## Begin

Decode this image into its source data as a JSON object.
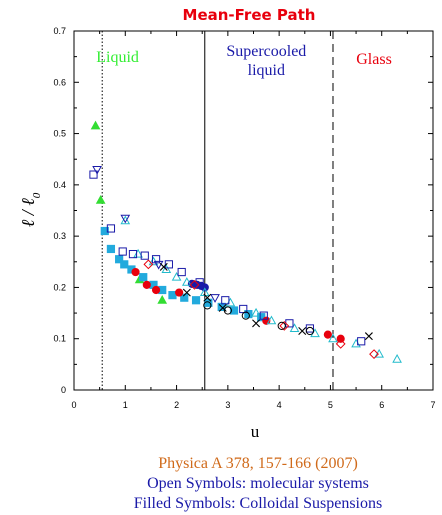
{
  "chart_data": {
    "type": "scatter",
    "title": "Mean-Free Path",
    "xlabel": "u",
    "ylabel": "ℓ / ℓ0",
    "ylabel_main": "ℓ / ℓ",
    "ylabel_sub": "0",
    "xlim": [
      0,
      7
    ],
    "ylim": [
      0,
      0.7
    ],
    "xticks": [
      0,
      1,
      2,
      3,
      4,
      5,
      6,
      7
    ],
    "yticks": [
      0,
      0.1,
      0.2,
      0.3,
      0.4,
      0.5,
      0.6,
      0.7
    ],
    "grid": false,
    "regions": [
      {
        "label": "Liquid",
        "color": "#33ee33",
        "boundary_x": 0.55,
        "boundary_style": "dotted"
      },
      {
        "label": "Supercooled liquid",
        "lines": [
          "Supercooled",
          "liquid"
        ],
        "color": "#1a1aa8",
        "boundary_x": 2.55,
        "boundary_style": "solid"
      },
      {
        "label": "Glass",
        "color": "#e8000d",
        "boundary_x": 5.05,
        "boundary_style": "dashed"
      }
    ],
    "series": [
      {
        "symbol": "triangle",
        "filled": true,
        "color": "#33dd33",
        "x": [
          0.42,
          0.52,
          1.28,
          1.72
        ],
        "y": [
          0.515,
          0.37,
          0.215,
          0.175
        ]
      },
      {
        "symbol": "square",
        "filled": true,
        "color": "#22aadd",
        "x": [
          0.6,
          0.72,
          0.88,
          0.98,
          1.12,
          1.35,
          1.55,
          1.72,
          1.92,
          2.15,
          2.38,
          2.62,
          2.88,
          3.12,
          3.4,
          3.65
        ],
        "y": [
          0.31,
          0.275,
          0.255,
          0.245,
          0.235,
          0.22,
          0.205,
          0.195,
          0.185,
          0.18,
          0.175,
          0.17,
          0.162,
          0.155,
          0.148,
          0.142
        ]
      },
      {
        "symbol": "circle",
        "filled": true,
        "color": "#e8000d",
        "x": [
          1.2,
          1.42,
          1.6,
          2.05,
          3.75,
          4.95,
          5.2
        ],
        "y": [
          0.23,
          0.205,
          0.195,
          0.19,
          0.135,
          0.108,
          0.1
        ]
      },
      {
        "symbol": "circle",
        "filled": true,
        "color": "#1a1aa8",
        "x": [
          2.3,
          2.4,
          2.48,
          2.55
        ],
        "y": [
          0.207,
          0.205,
          0.203,
          0.2
        ]
      },
      {
        "symbol": "triangle",
        "filled": false,
        "color": "#22bbcc",
        "x": [
          1.0,
          1.25,
          1.55,
          1.8,
          2.0,
          2.2,
          2.55,
          3.05,
          3.55,
          3.85,
          4.3,
          4.7,
          5.05,
          5.5,
          5.95,
          6.3
        ],
        "y": [
          0.33,
          0.265,
          0.25,
          0.235,
          0.22,
          0.21,
          0.19,
          0.17,
          0.15,
          0.135,
          0.12,
          0.11,
          0.1,
          0.09,
          0.07,
          0.06
        ]
      },
      {
        "symbol": "down-triangle",
        "filled": false,
        "color": "#1a1aa8",
        "x": [
          0.45,
          1.0,
          1.65,
          2.75
        ],
        "y": [
          0.43,
          0.335,
          0.245,
          0.18
        ]
      },
      {
        "symbol": "square",
        "filled": false,
        "color": "#1a1aa8",
        "x": [
          0.38,
          0.72,
          0.95,
          1.15,
          1.38,
          1.6,
          1.85,
          2.1,
          2.45,
          2.95,
          3.3,
          3.7,
          4.2,
          4.6,
          5.6
        ],
        "y": [
          0.42,
          0.315,
          0.27,
          0.265,
          0.262,
          0.255,
          0.245,
          0.23,
          0.21,
          0.175,
          0.158,
          0.145,
          0.13,
          0.12,
          0.095
        ]
      },
      {
        "symbol": "diamond",
        "filled": false,
        "color": "#e8000d",
        "x": [
          1.45,
          2.35,
          4.1,
          5.2,
          5.85
        ],
        "y": [
          0.245,
          0.205,
          0.125,
          0.09,
          0.07
        ]
      },
      {
        "symbol": "circle",
        "filled": false,
        "color": "#000000",
        "x": [
          2.6,
          3.0,
          3.35,
          4.05,
          4.6
        ],
        "y": [
          0.165,
          0.155,
          0.145,
          0.125,
          0.115
        ]
      },
      {
        "symbol": "cross",
        "filled": false,
        "color": "#000000",
        "x": [
          1.75,
          2.2,
          2.6,
          2.9,
          3.55,
          4.45,
          5.75
        ],
        "y": [
          0.24,
          0.19,
          0.18,
          0.16,
          0.13,
          0.115,
          0.105
        ]
      }
    ]
  },
  "footer": {
    "citation": "Physica A 378, 157-166 (2007)",
    "open_symbols": "Open Symbols: molecular systems",
    "filled_symbols": "Filled Symbols: Colloidal Suspensions"
  },
  "colors": {
    "citation": "#d06a1a",
    "footer_text": "#1a1aa8"
  }
}
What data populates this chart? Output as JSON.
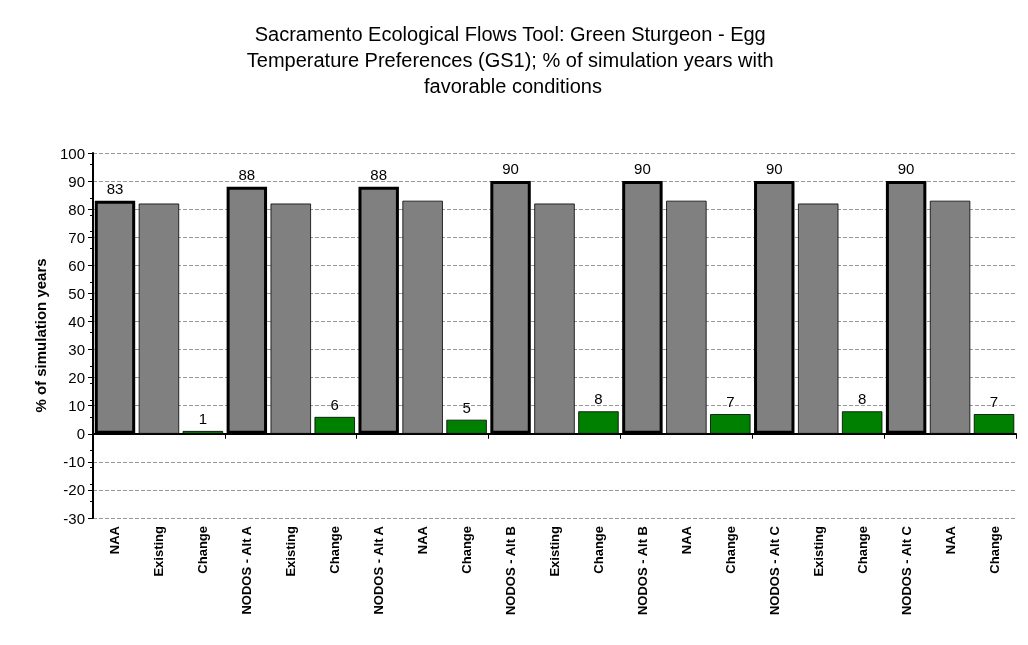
{
  "chart_data": {
    "type": "bar",
    "title": "Sacramento Ecological Flows Tool: Green Sturgeon - Egg Temperature Preferences (GS1); % of simulation years with favorable conditions",
    "ylabel": "% of simulation years",
    "categories": [
      "NAA",
      "Existing",
      "Change",
      "NODOS - Alt A",
      "Existing",
      "Change",
      "NODOS - Alt A",
      "NAA",
      "Change",
      "NODOS - Alt B",
      "Existing",
      "Change",
      "NODOS - Alt B",
      "NAA",
      "Change",
      "NODOS - Alt C",
      "Existing",
      "Change",
      "NODOS - Alt C",
      "NAA",
      "Change"
    ],
    "values": [
      83,
      82,
      1,
      88,
      82,
      6,
      88,
      83,
      5,
      90,
      82,
      8,
      90,
      83,
      7,
      90,
      82,
      8,
      90,
      83,
      7
    ],
    "value_labels": [
      "83",
      null,
      "1",
      "88",
      null,
      "6",
      "88",
      null,
      "5",
      "90",
      null,
      "8",
      "90",
      null,
      "7",
      "90",
      null,
      "8",
      "90",
      null,
      "7"
    ],
    "colors": [
      "#808080",
      "#808080",
      "#008000",
      "#808080",
      "#808080",
      "#008000",
      "#808080",
      "#808080",
      "#008000",
      "#808080",
      "#808080",
      "#008000",
      "#808080",
      "#808080",
      "#008000",
      "#808080",
      "#808080",
      "#008000",
      "#808080",
      "#808080",
      "#008000"
    ],
    "ylim": [
      -30,
      100
    ],
    "yticks": [
      -30,
      -20,
      -10,
      0,
      10,
      20,
      30,
      40,
      50,
      60,
      70,
      80,
      90,
      100
    ],
    "grid": "y"
  }
}
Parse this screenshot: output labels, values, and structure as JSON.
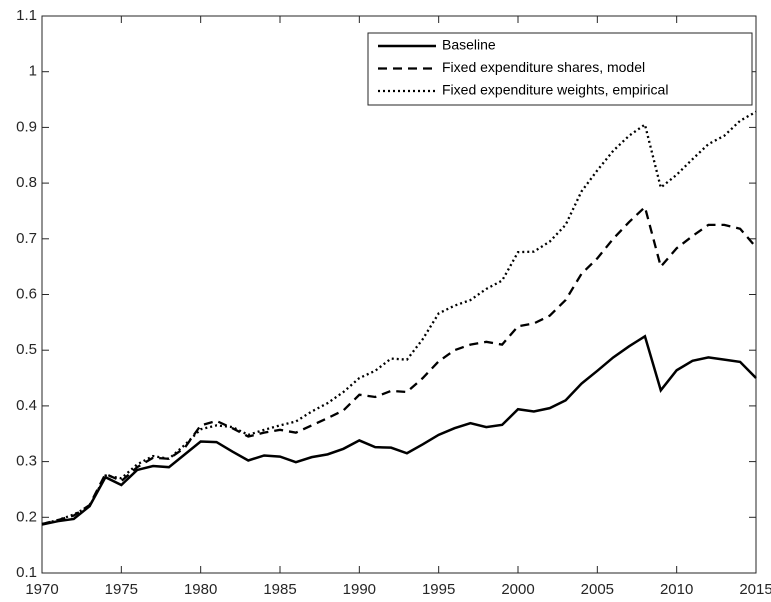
{
  "chart_data": {
    "type": "line",
    "x": [
      1970,
      1971,
      1972,
      1973,
      1974,
      1975,
      1976,
      1977,
      1978,
      1979,
      1980,
      1981,
      1982,
      1983,
      1984,
      1985,
      1986,
      1987,
      1988,
      1989,
      1990,
      1991,
      1992,
      1993,
      1994,
      1995,
      1996,
      1997,
      1998,
      1999,
      2000,
      2001,
      2002,
      2003,
      2004,
      2005,
      2006,
      2007,
      2008,
      2009,
      2010,
      2011,
      2012,
      2013,
      2014,
      2015
    ],
    "series": [
      {
        "name": "Baseline",
        "color": "#000000",
        "linestyle": "solid",
        "values": [
          0.187,
          0.193,
          0.197,
          0.22,
          0.272,
          0.258,
          0.285,
          0.292,
          0.29,
          0.313,
          0.336,
          0.335,
          0.318,
          0.302,
          0.311,
          0.309,
          0.299,
          0.308,
          0.313,
          0.323,
          0.338,
          0.326,
          0.325,
          0.315,
          0.331,
          0.348,
          0.36,
          0.369,
          0.362,
          0.366,
          0.394,
          0.39,
          0.396,
          0.41,
          0.44,
          0.463,
          0.487,
          0.507,
          0.525,
          0.428,
          0.464,
          0.481,
          0.487,
          0.483,
          0.479,
          0.45
        ]
      },
      {
        "name": "Fixed expenditure shares, model",
        "color": "#000000",
        "linestyle": "dashed",
        "values": [
          0.188,
          0.195,
          0.203,
          0.222,
          0.278,
          0.265,
          0.29,
          0.307,
          0.305,
          0.325,
          0.365,
          0.373,
          0.36,
          0.345,
          0.352,
          0.357,
          0.352,
          0.365,
          0.378,
          0.392,
          0.42,
          0.416,
          0.427,
          0.425,
          0.45,
          0.48,
          0.5,
          0.51,
          0.515,
          0.51,
          0.543,
          0.548,
          0.562,
          0.59,
          0.637,
          0.665,
          0.7,
          0.73,
          0.757,
          0.65,
          0.683,
          0.705,
          0.725,
          0.725,
          0.718,
          0.685
        ]
      },
      {
        "name": "Fixed expenditure weights, empirical",
        "color": "#000000",
        "linestyle": "dotted",
        "values": [
          0.188,
          0.195,
          0.205,
          0.22,
          0.275,
          0.27,
          0.295,
          0.31,
          0.305,
          0.33,
          0.358,
          0.365,
          0.362,
          0.348,
          0.357,
          0.365,
          0.372,
          0.39,
          0.405,
          0.425,
          0.45,
          0.463,
          0.485,
          0.483,
          0.52,
          0.566,
          0.58,
          0.59,
          0.61,
          0.625,
          0.676,
          0.677,
          0.695,
          0.725,
          0.785,
          0.823,
          0.858,
          0.885,
          0.905,
          0.792,
          0.815,
          0.843,
          0.87,
          0.885,
          0.912,
          0.928
        ]
      }
    ],
    "xlim": [
      1970,
      2015
    ],
    "xticks": [
      1970,
      1975,
      1980,
      1985,
      1990,
      1995,
      2000,
      2005,
      2010,
      2015
    ],
    "ylim": [
      0.1,
      1.1
    ],
    "yticks": [
      0.1,
      0.2,
      0.3,
      0.4,
      0.5,
      0.6,
      0.7,
      0.8,
      0.9,
      1,
      1.1
    ],
    "grid": false,
    "legend": "upper right"
  }
}
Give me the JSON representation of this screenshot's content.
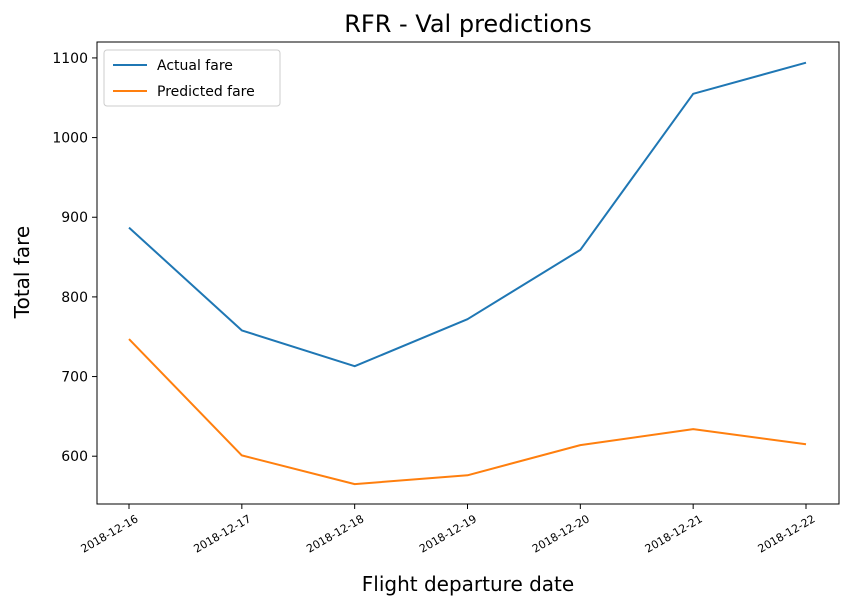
{
  "chart_data": {
    "type": "line",
    "title": "RFR - Val predictions",
    "xlabel": "Flight departure date",
    "ylabel": "Total fare",
    "x": [
      "2018-12-16",
      "2018-12-17",
      "2018-12-18",
      "2018-12-19",
      "2018-12-20",
      "2018-12-21",
      "2018-12-22"
    ],
    "series": [
      {
        "name": "Actual fare",
        "color": "#1f77b4",
        "values": [
          887,
          758,
          713,
          772,
          859,
          1055,
          1094
        ]
      },
      {
        "name": "Predicted fare",
        "color": "#ff7f0e",
        "values": [
          747,
          601,
          565,
          576,
          614,
          634,
          615
        ]
      }
    ],
    "yticks": [
      600,
      700,
      800,
      900,
      1000,
      1100
    ],
    "ylim": [
      540,
      1120
    ],
    "grid": false,
    "legend": "upper-left"
  }
}
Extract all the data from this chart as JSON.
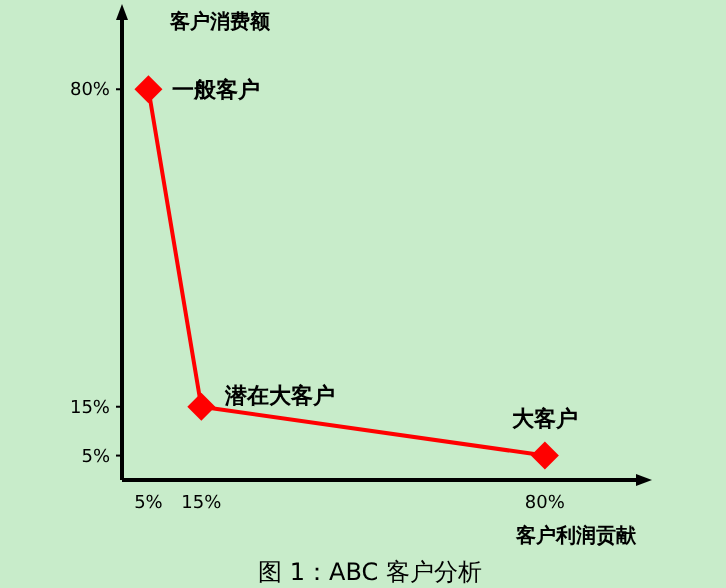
{
  "chart_data": {
    "type": "line",
    "ylabel": "客户消费额",
    "xlabel": "客户利润贡献",
    "x": [
      5,
      15,
      80
    ],
    "series": [
      {
        "color": "#ff0000",
        "values": [
          80,
          15,
          5
        ]
      }
    ],
    "marker": "diamond",
    "xlim": [
      0,
      98
    ],
    "ylim": [
      0,
      95
    ],
    "xticks": [
      {
        "value": 5,
        "label": "5%"
      },
      {
        "value": 15,
        "label": "15%"
      },
      {
        "value": 80,
        "label": "80%"
      }
    ],
    "yticks": [
      {
        "value": 5,
        "label": "5%"
      },
      {
        "value": 15,
        "label": "15%"
      },
      {
        "value": 80,
        "label": "80%"
      }
    ],
    "annotations": [
      {
        "text": "一般客户",
        "x": 5,
        "y": 80
      },
      {
        "text": "潜在大客户",
        "x": 15,
        "y": 15
      },
      {
        "text": "大客户",
        "x": 80,
        "y": 5
      },
      "图 1：ABC 客户分析"
    ]
  }
}
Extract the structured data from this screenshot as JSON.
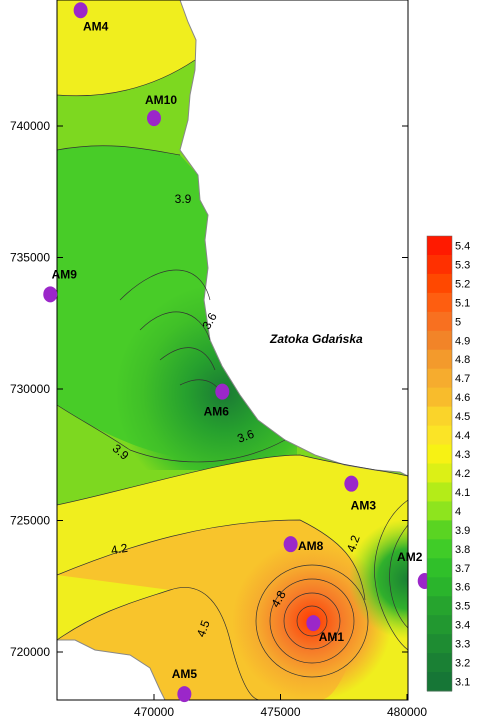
{
  "map": {
    "sea_label": "Zatoka Gdańska",
    "x_ticks": [
      "470000",
      "475000",
      "480000"
    ],
    "y_ticks": [
      "740000",
      "735000",
      "730000",
      "725000",
      "720000"
    ],
    "stations": [
      {
        "name": "AM4",
        "x": 467100,
        "y": 744400
      },
      {
        "name": "AM10",
        "x": 470000,
        "y": 740300
      },
      {
        "name": "AM9",
        "x": 465900,
        "y": 733600
      },
      {
        "name": "AM6",
        "x": 472700,
        "y": 729900
      },
      {
        "name": "AM3",
        "x": 477800,
        "y": 726400
      },
      {
        "name": "AM8",
        "x": 475400,
        "y": 724100
      },
      {
        "name": "AM2",
        "x": 480700,
        "y": 722700
      },
      {
        "name": "AM1",
        "x": 476300,
        "y": 721100
      },
      {
        "name": "AM5",
        "x": 471200,
        "y": 718400
      }
    ],
    "contour_labels": [
      "3.9",
      "3.6",
      "3.6",
      "3.9",
      "4.2",
      "4.2",
      "4.5",
      "4.8"
    ]
  },
  "legend": {
    "values": [
      "5.4",
      "5.3",
      "5.2",
      "5.1",
      "5",
      "4.9",
      "4.8",
      "4.7",
      "4.6",
      "4.5",
      "4.4",
      "4.3",
      "4.2",
      "4.1",
      "4",
      "3.9",
      "3.8",
      "3.7",
      "3.6",
      "3.5",
      "3.4",
      "3.3",
      "3.2",
      "3.1"
    ],
    "colors": [
      "#ff1a00",
      "#ff3000",
      "#ff4800",
      "#fe5e10",
      "#f87020",
      "#f28428",
      "#f39a2c",
      "#f6ac2e",
      "#f8bc2c",
      "#fad42a",
      "#fbe426",
      "#f7f214",
      "#dcf016",
      "#b4ec18",
      "#8ee41e",
      "#5ad422",
      "#40cc28",
      "#30c02a",
      "#2ab42c",
      "#26a42e",
      "#229830",
      "#1e8c32",
      "#1a8034",
      "#167636"
    ]
  },
  "colors": {
    "land_high": "#f0ee1e",
    "land_mid": "#7dd820",
    "land_low": "#1e8a32",
    "station_marker": "#9b27c9",
    "sea": "#ffffff"
  }
}
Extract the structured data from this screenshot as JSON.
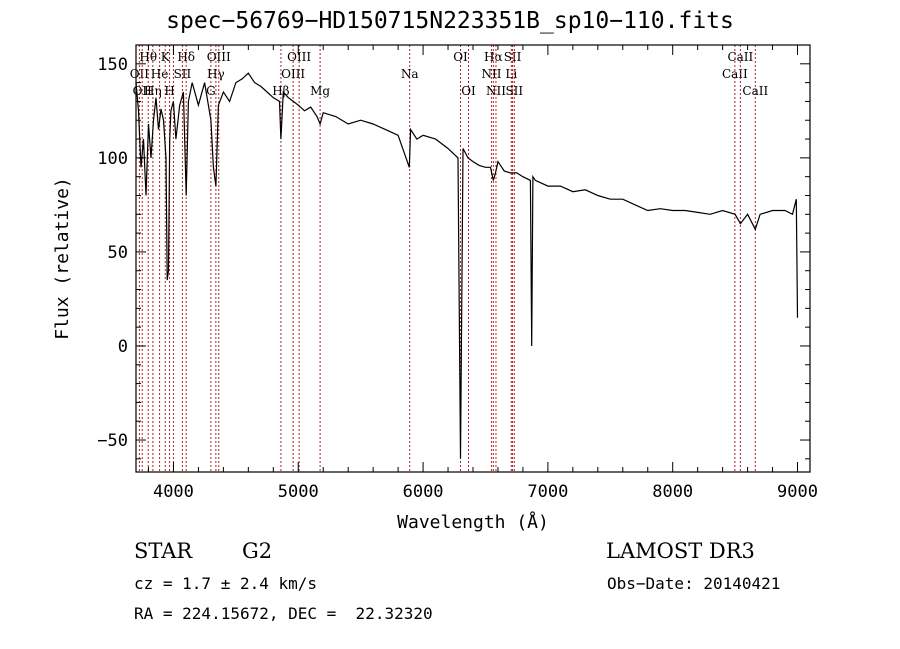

## End

▶ [Description of the task]:
Of all the lines above, how many contain "xlabel"? Give the number and nothing more.

▶ [Reply to the task]:
3